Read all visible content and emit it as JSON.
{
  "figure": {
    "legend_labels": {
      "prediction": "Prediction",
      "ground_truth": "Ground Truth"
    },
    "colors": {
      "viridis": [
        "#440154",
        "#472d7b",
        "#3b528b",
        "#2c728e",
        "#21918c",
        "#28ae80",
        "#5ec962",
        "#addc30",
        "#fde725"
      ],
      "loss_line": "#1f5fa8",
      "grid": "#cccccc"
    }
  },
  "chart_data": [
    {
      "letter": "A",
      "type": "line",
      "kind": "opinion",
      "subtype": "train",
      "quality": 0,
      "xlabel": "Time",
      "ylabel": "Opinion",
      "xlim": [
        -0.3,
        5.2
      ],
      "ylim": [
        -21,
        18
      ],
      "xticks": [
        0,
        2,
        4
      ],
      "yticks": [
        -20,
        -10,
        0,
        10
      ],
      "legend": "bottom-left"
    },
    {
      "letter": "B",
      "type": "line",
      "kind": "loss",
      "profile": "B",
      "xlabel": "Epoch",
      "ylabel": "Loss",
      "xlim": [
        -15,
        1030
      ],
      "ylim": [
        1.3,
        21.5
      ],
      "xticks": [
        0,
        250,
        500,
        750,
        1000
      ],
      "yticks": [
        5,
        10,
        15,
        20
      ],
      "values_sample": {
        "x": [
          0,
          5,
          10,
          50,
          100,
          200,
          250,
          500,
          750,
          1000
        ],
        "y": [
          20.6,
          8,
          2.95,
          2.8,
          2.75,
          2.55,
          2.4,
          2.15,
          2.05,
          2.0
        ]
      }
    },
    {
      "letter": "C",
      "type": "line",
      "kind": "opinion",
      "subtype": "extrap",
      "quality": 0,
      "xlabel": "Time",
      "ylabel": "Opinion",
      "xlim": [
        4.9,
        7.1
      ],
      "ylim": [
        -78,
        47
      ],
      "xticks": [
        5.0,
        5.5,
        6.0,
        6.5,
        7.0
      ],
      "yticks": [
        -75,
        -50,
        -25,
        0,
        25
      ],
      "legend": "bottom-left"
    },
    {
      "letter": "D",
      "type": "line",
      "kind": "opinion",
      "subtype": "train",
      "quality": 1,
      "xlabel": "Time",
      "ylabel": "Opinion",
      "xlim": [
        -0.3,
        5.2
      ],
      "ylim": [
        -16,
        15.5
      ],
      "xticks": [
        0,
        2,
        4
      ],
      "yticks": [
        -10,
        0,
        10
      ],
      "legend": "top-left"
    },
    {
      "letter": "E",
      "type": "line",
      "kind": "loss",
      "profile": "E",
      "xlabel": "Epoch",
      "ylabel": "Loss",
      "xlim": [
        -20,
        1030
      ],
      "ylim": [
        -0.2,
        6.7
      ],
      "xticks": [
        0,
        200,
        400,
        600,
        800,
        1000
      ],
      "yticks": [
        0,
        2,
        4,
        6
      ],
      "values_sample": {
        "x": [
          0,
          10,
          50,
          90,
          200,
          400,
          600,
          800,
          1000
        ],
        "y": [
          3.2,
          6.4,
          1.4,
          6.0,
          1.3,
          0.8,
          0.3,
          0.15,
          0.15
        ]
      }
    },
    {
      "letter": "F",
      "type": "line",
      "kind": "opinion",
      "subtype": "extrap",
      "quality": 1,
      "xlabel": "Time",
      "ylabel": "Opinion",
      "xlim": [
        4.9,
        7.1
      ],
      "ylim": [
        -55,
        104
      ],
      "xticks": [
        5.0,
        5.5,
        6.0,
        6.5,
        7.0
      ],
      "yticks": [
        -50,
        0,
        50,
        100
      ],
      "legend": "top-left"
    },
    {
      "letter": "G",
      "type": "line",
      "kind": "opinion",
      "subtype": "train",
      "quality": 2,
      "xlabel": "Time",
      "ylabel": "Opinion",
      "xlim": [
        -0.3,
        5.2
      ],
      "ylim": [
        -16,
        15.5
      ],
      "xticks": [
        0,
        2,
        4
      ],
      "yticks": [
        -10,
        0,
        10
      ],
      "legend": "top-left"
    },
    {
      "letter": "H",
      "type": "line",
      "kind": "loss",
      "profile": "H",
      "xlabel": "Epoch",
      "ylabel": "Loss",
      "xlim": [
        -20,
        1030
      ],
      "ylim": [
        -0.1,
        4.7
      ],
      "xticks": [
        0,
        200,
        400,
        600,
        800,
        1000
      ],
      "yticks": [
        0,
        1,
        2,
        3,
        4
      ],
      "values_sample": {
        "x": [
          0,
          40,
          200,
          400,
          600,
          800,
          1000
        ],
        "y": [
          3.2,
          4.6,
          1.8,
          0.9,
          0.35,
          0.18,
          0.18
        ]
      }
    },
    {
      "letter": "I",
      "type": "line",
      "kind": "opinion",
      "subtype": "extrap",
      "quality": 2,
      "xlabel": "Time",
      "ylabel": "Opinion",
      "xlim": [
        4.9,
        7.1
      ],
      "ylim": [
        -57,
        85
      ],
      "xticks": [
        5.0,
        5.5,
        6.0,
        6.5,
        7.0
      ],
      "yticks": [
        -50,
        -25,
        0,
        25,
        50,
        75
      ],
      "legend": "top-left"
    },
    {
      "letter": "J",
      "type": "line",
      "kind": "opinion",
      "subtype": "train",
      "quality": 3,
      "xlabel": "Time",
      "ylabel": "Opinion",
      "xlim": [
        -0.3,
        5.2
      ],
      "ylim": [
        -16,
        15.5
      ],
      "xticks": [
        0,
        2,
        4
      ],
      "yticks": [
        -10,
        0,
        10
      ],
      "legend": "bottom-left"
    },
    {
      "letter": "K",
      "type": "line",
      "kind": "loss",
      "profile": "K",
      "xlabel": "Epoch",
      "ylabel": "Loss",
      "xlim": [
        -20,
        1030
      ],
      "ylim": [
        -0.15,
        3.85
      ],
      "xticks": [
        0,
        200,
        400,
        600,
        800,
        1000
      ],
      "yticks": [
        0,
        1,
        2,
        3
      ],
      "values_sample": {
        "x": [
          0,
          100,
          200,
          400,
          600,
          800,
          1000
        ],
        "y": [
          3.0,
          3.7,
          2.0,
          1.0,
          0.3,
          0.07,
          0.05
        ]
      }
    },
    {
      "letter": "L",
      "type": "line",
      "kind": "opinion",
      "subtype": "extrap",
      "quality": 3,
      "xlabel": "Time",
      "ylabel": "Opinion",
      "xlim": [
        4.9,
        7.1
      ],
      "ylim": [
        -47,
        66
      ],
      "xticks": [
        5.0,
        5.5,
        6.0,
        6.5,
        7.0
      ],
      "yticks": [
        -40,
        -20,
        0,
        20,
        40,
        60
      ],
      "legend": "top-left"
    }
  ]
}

> Goal of the exercise
Write out all the records above again, exactly as they stand.

> Finished answer
Read all visible content and emit it as JSON.
{
  "figure": {
    "legend_labels": {
      "prediction": "Prediction",
      "ground_truth": "Ground Truth"
    },
    "colors": {
      "viridis": [
        "#440154",
        "#472d7b",
        "#3b528b",
        "#2c728e",
        "#21918c",
        "#28ae80",
        "#5ec962",
        "#addc30",
        "#fde725"
      ],
      "loss_line": "#1f5fa8",
      "grid": "#cccccc"
    }
  },
  "chart_data": [
    {
      "letter": "A",
      "type": "line",
      "kind": "opinion",
      "subtype": "train",
      "quality": 0,
      "xlabel": "Time",
      "ylabel": "Opinion",
      "xlim": [
        -0.3,
        5.2
      ],
      "ylim": [
        -21,
        18
      ],
      "xticks": [
        0,
        2,
        4
      ],
      "yticks": [
        -20,
        -10,
        0,
        10
      ],
      "legend": "bottom-left"
    },
    {
      "letter": "B",
      "type": "line",
      "kind": "loss",
      "profile": "B",
      "xlabel": "Epoch",
      "ylabel": "Loss",
      "xlim": [
        -15,
        1030
      ],
      "ylim": [
        1.3,
        21.5
      ],
      "xticks": [
        0,
        250,
        500,
        750,
        1000
      ],
      "yticks": [
        5,
        10,
        15,
        20
      ],
      "values_sample": {
        "x": [
          0,
          5,
          10,
          50,
          100,
          200,
          250,
          500,
          750,
          1000
        ],
        "y": [
          20.6,
          8,
          2.95,
          2.8,
          2.75,
          2.55,
          2.4,
          2.15,
          2.05,
          2.0
        ]
      }
    },
    {
      "letter": "C",
      "type": "line",
      "kind": "opinion",
      "subtype": "extrap",
      "quality": 0,
      "xlabel": "Time",
      "ylabel": "Opinion",
      "xlim": [
        4.9,
        7.1
      ],
      "ylim": [
        -78,
        47
      ],
      "xticks": [
        5.0,
        5.5,
        6.0,
        6.5,
        7.0
      ],
      "yticks": [
        -75,
        -50,
        -25,
        0,
        25
      ],
      "legend": "bottom-left"
    },
    {
      "letter": "D",
      "type": "line",
      "kind": "opinion",
      "subtype": "train",
      "quality": 1,
      "xlabel": "Time",
      "ylabel": "Opinion",
      "xlim": [
        -0.3,
        5.2
      ],
      "ylim": [
        -16,
        15.5
      ],
      "xticks": [
        0,
        2,
        4
      ],
      "yticks": [
        -10,
        0,
        10
      ],
      "legend": "top-left"
    },
    {
      "letter": "E",
      "type": "line",
      "kind": "loss",
      "profile": "E",
      "xlabel": "Epoch",
      "ylabel": "Loss",
      "xlim": [
        -20,
        1030
      ],
      "ylim": [
        -0.2,
        6.7
      ],
      "xticks": [
        0,
        200,
        400,
        600,
        800,
        1000
      ],
      "yticks": [
        0,
        2,
        4,
        6
      ],
      "values_sample": {
        "x": [
          0,
          10,
          50,
          90,
          200,
          400,
          600,
          800,
          1000
        ],
        "y": [
          3.2,
          6.4,
          1.4,
          6.0,
          1.3,
          0.8,
          0.3,
          0.15,
          0.15
        ]
      }
    },
    {
      "letter": "F",
      "type": "line",
      "kind": "opinion",
      "subtype": "extrap",
      "quality": 1,
      "xlabel": "Time",
      "ylabel": "Opinion",
      "xlim": [
        4.9,
        7.1
      ],
      "ylim": [
        -55,
        104
      ],
      "xticks": [
        5.0,
        5.5,
        6.0,
        6.5,
        7.0
      ],
      "yticks": [
        -50,
        0,
        50,
        100
      ],
      "legend": "top-left"
    },
    {
      "letter": "G",
      "type": "line",
      "kind": "opinion",
      "subtype": "train",
      "quality": 2,
      "xlabel": "Time",
      "ylabel": "Opinion",
      "xlim": [
        -0.3,
        5.2
      ],
      "ylim": [
        -16,
        15.5
      ],
      "xticks": [
        0,
        2,
        4
      ],
      "yticks": [
        -10,
        0,
        10
      ],
      "legend": "top-left"
    },
    {
      "letter": "H",
      "type": "line",
      "kind": "loss",
      "profile": "H",
      "xlabel": "Epoch",
      "ylabel": "Loss",
      "xlim": [
        -20,
        1030
      ],
      "ylim": [
        -0.1,
        4.7
      ],
      "xticks": [
        0,
        200,
        400,
        600,
        800,
        1000
      ],
      "yticks": [
        0,
        1,
        2,
        3,
        4
      ],
      "values_sample": {
        "x": [
          0,
          40,
          200,
          400,
          600,
          800,
          1000
        ],
        "y": [
          3.2,
          4.6,
          1.8,
          0.9,
          0.35,
          0.18,
          0.18
        ]
      }
    },
    {
      "letter": "I",
      "type": "line",
      "kind": "opinion",
      "subtype": "extrap",
      "quality": 2,
      "xlabel": "Time",
      "ylabel": "Opinion",
      "xlim": [
        4.9,
        7.1
      ],
      "ylim": [
        -57,
        85
      ],
      "xticks": [
        5.0,
        5.5,
        6.0,
        6.5,
        7.0
      ],
      "yticks": [
        -50,
        -25,
        0,
        25,
        50,
        75
      ],
      "legend": "top-left"
    },
    {
      "letter": "J",
      "type": "line",
      "kind": "opinion",
      "subtype": "train",
      "quality": 3,
      "xlabel": "Time",
      "ylabel": "Opinion",
      "xlim": [
        -0.3,
        5.2
      ],
      "ylim": [
        -16,
        15.5
      ],
      "xticks": [
        0,
        2,
        4
      ],
      "yticks": [
        -10,
        0,
        10
      ],
      "legend": "bottom-left"
    },
    {
      "letter": "K",
      "type": "line",
      "kind": "loss",
      "profile": "K",
      "xlabel": "Epoch",
      "ylabel": "Loss",
      "xlim": [
        -20,
        1030
      ],
      "ylim": [
        -0.15,
        3.85
      ],
      "xticks": [
        0,
        200,
        400,
        600,
        800,
        1000
      ],
      "yticks": [
        0,
        1,
        2,
        3
      ],
      "values_sample": {
        "x": [
          0,
          100,
          200,
          400,
          600,
          800,
          1000
        ],
        "y": [
          3.0,
          3.7,
          2.0,
          1.0,
          0.3,
          0.07,
          0.05
        ]
      }
    },
    {
      "letter": "L",
      "type": "line",
      "kind": "opinion",
      "subtype": "extrap",
      "quality": 3,
      "xlabel": "Time",
      "ylabel": "Opinion",
      "xlim": [
        4.9,
        7.1
      ],
      "ylim": [
        -47,
        66
      ],
      "xticks": [
        5.0,
        5.5,
        6.0,
        6.5,
        7.0
      ],
      "yticks": [
        -40,
        -20,
        0,
        20,
        40,
        60
      ],
      "legend": "top-left"
    }
  ]
}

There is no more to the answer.